◆ **SET TASK**
Repeat every entry word for word, skipping the pictures.

◆ **MATERIAL**

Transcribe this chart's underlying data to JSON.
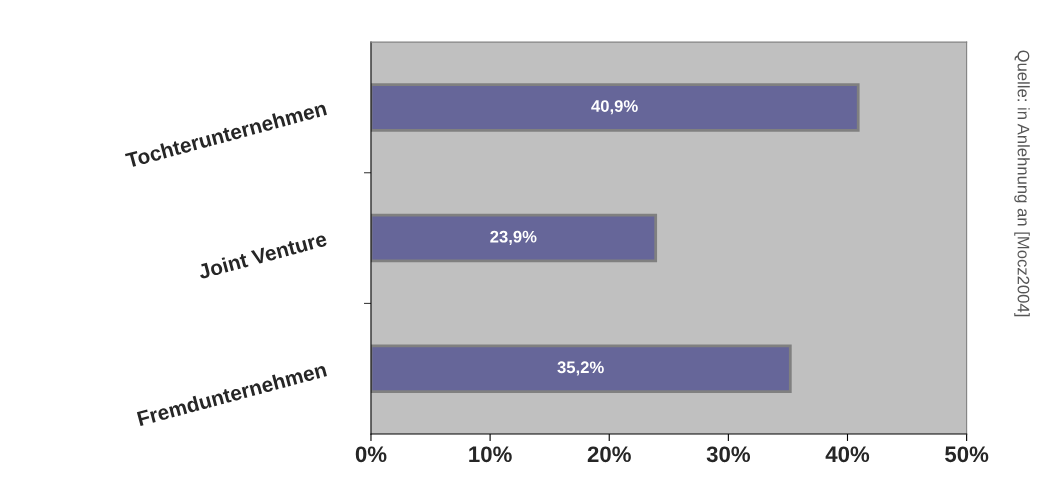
{
  "chart_data": {
    "type": "bar",
    "orientation": "horizontal",
    "categories": [
      "Tochterunternehmen",
      "Joint Venture",
      "Fremdunternehmen"
    ],
    "values": [
      40.9,
      23.9,
      35.2
    ],
    "value_labels": [
      "40,9%",
      "23,9%",
      "35,2%"
    ],
    "color": "#666699",
    "xlim": [
      0,
      50
    ],
    "xticks": [
      {
        "value": 0,
        "label": "0%"
      },
      {
        "value": 10,
        "label": "10%"
      },
      {
        "value": 20,
        "label": "20%"
      },
      {
        "value": 30,
        "label": "30%"
      },
      {
        "value": 40,
        "label": "40%"
      },
      {
        "value": 50,
        "label": "50%"
      }
    ],
    "grid": false,
    "legend": false,
    "annotations": [
      "Quelle: in Anlehnung an [Mocz2004]"
    ]
  }
}
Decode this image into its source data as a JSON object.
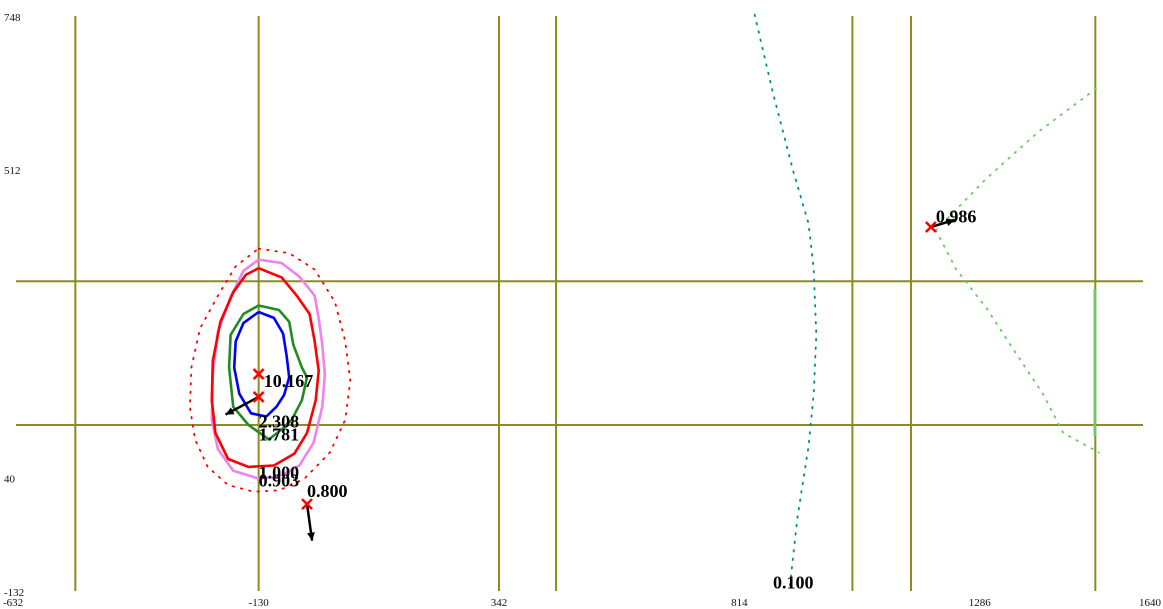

◆ **CORRECT OUTPUT**
Transcribe this chart's underlying data to JSON.
{
  "chart_data": {
    "type": "bar",
    "orientation": "horizontal",
    "categories": [
      "Tochterunternehmen",
      "Joint Venture",
      "Fremdunternehmen"
    ],
    "values": [
      40.9,
      23.9,
      35.2
    ],
    "value_labels": [
      "40,9%",
      "23,9%",
      "35,2%"
    ],
    "color": "#666699",
    "xlim": [
      0,
      50
    ],
    "xticks": [
      {
        "value": 0,
        "label": "0%"
      },
      {
        "value": 10,
        "label": "10%"
      },
      {
        "value": 20,
        "label": "20%"
      },
      {
        "value": 30,
        "label": "30%"
      },
      {
        "value": 40,
        "label": "40%"
      },
      {
        "value": 50,
        "label": "50%"
      }
    ],
    "grid": false,
    "legend": false,
    "annotations": [
      "Quelle: in Anlehnung an [Mocz2004]"
    ]
  }
}
Decode this image into its source data as a JSON object.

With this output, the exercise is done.